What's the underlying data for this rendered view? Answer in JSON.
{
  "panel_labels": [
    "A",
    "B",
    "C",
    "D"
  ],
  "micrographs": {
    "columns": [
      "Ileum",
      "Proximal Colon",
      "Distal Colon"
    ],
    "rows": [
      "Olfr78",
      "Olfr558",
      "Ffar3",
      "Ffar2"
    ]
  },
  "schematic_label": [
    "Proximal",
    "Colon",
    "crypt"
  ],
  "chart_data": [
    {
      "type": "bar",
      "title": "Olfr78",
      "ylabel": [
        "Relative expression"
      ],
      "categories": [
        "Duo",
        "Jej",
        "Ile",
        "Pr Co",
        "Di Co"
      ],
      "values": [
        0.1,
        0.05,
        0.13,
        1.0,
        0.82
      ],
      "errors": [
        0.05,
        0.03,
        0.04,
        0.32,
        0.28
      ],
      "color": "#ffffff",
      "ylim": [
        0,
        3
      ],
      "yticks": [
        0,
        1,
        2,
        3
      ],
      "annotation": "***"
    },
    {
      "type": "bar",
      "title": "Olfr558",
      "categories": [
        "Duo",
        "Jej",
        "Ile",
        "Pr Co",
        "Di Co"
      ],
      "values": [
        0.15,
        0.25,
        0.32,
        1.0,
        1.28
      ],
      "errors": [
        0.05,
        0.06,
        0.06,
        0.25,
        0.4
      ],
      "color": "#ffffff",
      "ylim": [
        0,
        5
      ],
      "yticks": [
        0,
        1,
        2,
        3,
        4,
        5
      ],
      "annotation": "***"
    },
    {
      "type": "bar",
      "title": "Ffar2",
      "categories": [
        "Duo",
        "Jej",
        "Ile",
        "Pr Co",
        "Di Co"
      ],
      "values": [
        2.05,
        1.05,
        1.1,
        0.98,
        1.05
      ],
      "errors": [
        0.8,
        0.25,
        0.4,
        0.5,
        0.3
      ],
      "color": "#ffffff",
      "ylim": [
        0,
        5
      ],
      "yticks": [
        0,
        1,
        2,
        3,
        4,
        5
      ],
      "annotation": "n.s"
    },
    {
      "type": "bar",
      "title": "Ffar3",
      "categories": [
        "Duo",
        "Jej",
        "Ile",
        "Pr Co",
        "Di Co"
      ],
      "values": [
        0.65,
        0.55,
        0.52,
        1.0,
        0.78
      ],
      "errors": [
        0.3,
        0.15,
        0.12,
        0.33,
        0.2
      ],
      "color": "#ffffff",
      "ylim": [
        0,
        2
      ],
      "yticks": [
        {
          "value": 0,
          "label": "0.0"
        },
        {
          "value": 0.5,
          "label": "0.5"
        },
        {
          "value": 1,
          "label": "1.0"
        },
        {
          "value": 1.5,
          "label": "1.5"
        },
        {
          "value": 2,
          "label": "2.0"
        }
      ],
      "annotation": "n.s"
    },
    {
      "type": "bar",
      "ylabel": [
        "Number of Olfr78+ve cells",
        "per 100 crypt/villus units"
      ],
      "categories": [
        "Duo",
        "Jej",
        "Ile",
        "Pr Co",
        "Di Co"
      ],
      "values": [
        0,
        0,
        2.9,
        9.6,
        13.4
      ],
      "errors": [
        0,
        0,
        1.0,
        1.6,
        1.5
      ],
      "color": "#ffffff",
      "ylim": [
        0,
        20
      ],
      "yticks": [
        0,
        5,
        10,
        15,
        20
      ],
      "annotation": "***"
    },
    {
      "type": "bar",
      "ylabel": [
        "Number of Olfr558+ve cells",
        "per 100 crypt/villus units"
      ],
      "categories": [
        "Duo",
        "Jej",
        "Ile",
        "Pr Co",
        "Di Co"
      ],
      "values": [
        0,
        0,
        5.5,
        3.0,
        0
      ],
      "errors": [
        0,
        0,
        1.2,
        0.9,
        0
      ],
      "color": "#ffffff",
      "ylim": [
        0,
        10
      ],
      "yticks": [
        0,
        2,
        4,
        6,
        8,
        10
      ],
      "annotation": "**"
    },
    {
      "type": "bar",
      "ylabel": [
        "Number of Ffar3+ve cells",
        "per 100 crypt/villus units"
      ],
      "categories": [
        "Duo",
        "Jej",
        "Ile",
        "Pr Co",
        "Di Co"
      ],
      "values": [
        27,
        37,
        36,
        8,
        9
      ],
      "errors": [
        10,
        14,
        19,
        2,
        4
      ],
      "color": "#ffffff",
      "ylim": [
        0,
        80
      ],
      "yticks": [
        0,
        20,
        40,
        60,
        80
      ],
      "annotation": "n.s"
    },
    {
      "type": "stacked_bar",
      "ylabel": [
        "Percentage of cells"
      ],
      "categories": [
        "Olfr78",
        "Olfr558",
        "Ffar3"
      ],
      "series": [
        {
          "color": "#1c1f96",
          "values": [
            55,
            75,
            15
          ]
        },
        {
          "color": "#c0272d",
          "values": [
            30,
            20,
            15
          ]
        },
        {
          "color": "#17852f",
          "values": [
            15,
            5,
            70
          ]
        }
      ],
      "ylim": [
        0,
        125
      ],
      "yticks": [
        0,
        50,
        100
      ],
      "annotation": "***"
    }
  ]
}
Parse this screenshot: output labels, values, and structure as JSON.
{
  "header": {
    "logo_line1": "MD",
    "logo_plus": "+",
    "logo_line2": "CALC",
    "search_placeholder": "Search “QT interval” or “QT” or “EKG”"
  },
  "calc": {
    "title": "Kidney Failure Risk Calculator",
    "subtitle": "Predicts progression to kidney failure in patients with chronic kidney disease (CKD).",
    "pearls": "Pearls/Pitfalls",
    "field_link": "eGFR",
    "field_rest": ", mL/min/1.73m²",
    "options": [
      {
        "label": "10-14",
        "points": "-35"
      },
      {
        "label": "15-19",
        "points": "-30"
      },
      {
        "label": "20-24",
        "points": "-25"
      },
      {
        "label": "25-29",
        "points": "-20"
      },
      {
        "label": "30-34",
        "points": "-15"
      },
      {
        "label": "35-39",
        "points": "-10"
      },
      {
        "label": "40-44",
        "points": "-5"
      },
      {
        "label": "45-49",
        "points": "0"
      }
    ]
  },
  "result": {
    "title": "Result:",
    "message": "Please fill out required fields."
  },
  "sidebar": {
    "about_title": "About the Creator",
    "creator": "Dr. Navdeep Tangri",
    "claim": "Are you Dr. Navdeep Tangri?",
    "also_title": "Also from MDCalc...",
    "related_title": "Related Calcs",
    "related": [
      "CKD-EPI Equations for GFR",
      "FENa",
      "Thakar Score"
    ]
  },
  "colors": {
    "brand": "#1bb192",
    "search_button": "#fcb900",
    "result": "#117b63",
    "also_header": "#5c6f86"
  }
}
----------
Task statement: Give nothing except how many lines of the records include "Navdeep".

Solution: 2